---------- DOCUMENT SOURCE ----------
Votre nomination à la présidence de l’État mauricien a été l’objet de nombreux débats. Si les critiques y ont vu un « prétexte pour éviter un programme sur l’émancipation féminine », d’autres ont évoqué que vous étiez « une carte politique ». Avec le recul, qu’est-ce que vous souhaitez dire aux critiques ?

Comme vous l’avez dit, ma nomination à ce poste a été critiquée à deux niveaux. La première était à l’égard de mon statut de femme et la deuxième concernait mon appartenance ethnique. Je vais tout simplement dire : pourquoi pas ? Pourquoi ne pas avoir une femme à la tête de l’Etat  ou pourquoi ne pas avoir une musulmane à la tête de l’État ? Vous savez, nous vivions dans une société plurielle. Nous avons un mélange de cultures, de races, de religions… et nous avons vu qu’il y a, à travers le monde, beaucoup de problèmes pour ce vivre ensemble. C’est déjà un souci chez nos voisins africains. Je crois que Maurice devient un modèle de paix, de savoir vire ensemble. Cela veut aussi dire une représentation dans le panthéon politique, de toutes les composantes de la société mauricienne et je crois que, aujourd’hui, c’est le cas. Il faut être réaliste ! Ça va pour la stabilité du pays. En ce qui concerne le fait d’être une femme, je dis qu’il n’est pas question d’entrer dans ce débat. La femme doit être présente dans toutes les instances de prises de décision.

Que représente la nomination d’une femme à un poste d’un aussi haut niveau, pour vous et pour l’île Maurice ?

Pour moi, à l’échelle personnelle ce n’est peut être pas aussi fort. Cela, malgré le fait que pour la famille et pour la société, c’est important. Moi, je pense que c’est plus important pour cette fille qui grandit dans un village. La fille qui me regarde ici, à ce poste va se dire : oui, c’est possible ! Oui, c’est possible d’arriver au poste de chef de l’État sans avoir fait de la politique active. Oui c’est possible d’avoir été dans le monde académique, d’avoir été un entrepreneur, d’avoir eu un parcours assez étriqué pour finalement arriver jusqu’ici. Je pense que ce symbolisme est plus fort pour la fille qui grandit dans le village de Plaine-Magnien, où je suis née. Pour le pays, c’est tout aussi important. Avec la nomination d’une femme à la présidence, nous avons quand même refait les statistiques pour l’Afrique. Je suis la quatrième femme à avoir occupé ce poste dans la région. Si vous regardez le continent européen et le continent américain, ce n’est pas aussi fréquent d’avoir des femmes chefs d’Etats. C’est un message très fort qui est envoyé au reste du monde.
---------- EXTRAIT DES DONNÉES ----------
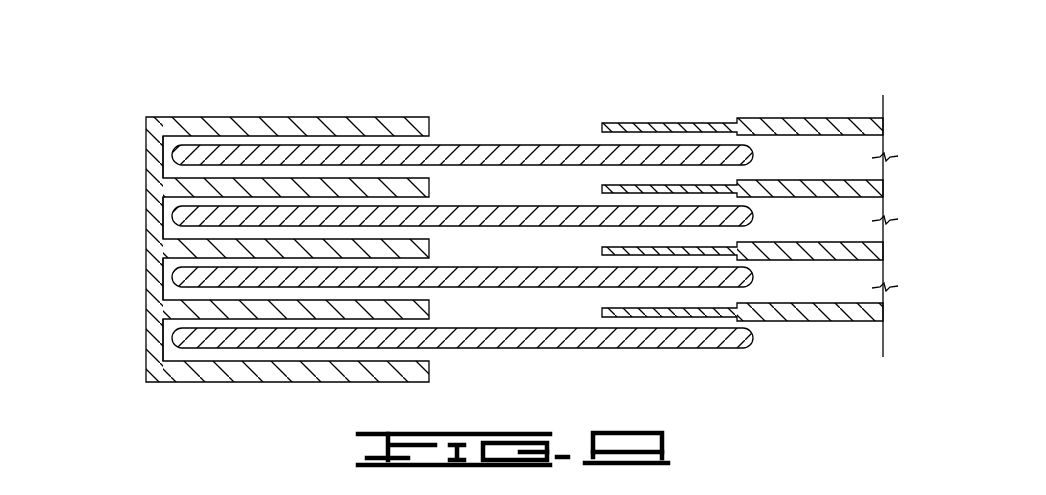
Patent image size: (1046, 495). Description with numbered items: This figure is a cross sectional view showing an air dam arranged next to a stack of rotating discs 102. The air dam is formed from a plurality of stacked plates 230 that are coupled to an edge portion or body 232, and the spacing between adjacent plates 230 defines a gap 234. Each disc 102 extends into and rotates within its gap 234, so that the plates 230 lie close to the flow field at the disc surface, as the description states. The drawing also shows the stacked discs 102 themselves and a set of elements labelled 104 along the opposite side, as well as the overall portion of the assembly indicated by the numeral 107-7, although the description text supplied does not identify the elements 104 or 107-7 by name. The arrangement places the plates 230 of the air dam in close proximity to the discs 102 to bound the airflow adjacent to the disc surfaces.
----------
---------- EXTRAIT DES DONNÉES ----------
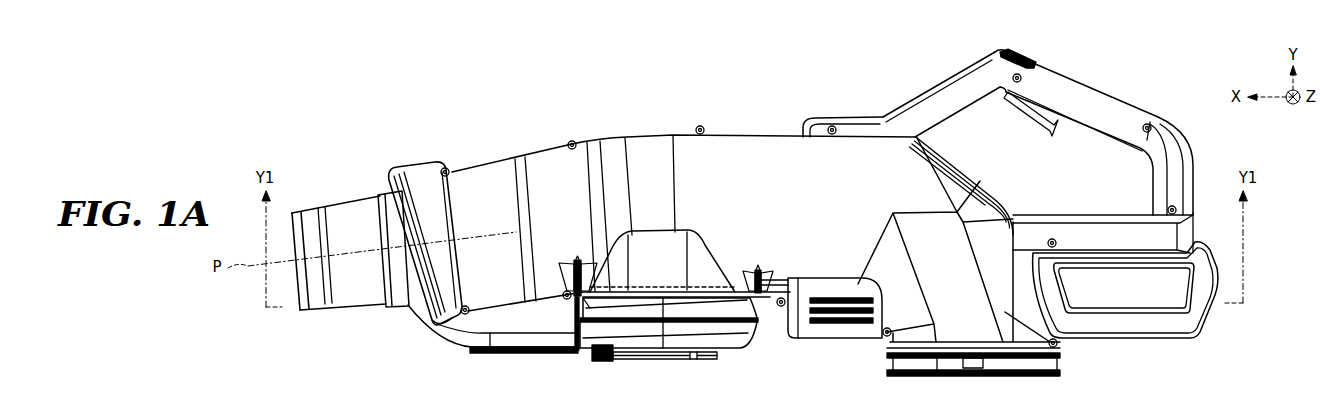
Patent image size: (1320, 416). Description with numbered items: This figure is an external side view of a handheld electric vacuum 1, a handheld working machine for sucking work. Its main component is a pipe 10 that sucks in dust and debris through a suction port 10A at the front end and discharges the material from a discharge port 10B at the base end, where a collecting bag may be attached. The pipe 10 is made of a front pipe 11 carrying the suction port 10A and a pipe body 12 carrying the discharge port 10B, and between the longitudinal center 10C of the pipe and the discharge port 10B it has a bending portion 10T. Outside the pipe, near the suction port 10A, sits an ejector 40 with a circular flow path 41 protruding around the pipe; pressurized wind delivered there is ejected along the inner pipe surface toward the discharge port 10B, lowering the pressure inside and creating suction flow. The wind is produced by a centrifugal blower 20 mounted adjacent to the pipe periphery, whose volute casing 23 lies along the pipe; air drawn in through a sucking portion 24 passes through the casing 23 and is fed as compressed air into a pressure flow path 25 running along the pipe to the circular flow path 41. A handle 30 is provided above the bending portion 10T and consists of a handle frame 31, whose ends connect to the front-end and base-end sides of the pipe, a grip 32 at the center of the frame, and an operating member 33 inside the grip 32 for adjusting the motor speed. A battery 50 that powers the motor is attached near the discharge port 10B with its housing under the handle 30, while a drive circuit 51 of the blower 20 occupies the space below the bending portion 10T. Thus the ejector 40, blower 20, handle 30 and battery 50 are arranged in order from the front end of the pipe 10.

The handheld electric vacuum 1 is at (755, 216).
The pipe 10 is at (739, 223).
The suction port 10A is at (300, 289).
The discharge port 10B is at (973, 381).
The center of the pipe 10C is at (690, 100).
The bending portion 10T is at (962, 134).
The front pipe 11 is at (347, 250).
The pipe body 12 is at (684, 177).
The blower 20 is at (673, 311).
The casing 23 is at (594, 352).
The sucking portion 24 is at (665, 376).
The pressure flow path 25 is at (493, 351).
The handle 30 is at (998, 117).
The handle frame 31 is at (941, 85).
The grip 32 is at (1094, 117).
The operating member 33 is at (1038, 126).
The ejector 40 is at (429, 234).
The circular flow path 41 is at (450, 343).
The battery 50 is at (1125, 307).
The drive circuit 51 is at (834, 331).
----------
◆ EXERCICES PROPOSÉS
A. Traduisez en anglais cette phrase du document source : « Je suis la quatrième femme à avoir occupé ce poste dans la région. »
B. Répondez brièvement à partir du document source.
(i) À quels deux niveaux la nomination à la présidence a-t-elle été critiquée ?
(ii) Selon la réponse, où la femme doit-elle être présente ?
(iii) Dans quel village la personne interrogée est-elle née ?

◆ CORRIGÉ PAR EXERCICE
A. I am the fourth woman to have held this position in the region.

B.
(i) Le statut de femme et l'appartenance ethnique.
(ii) Dans toutes les instances de prise de décision.
(iii) À Plaine-Magnien.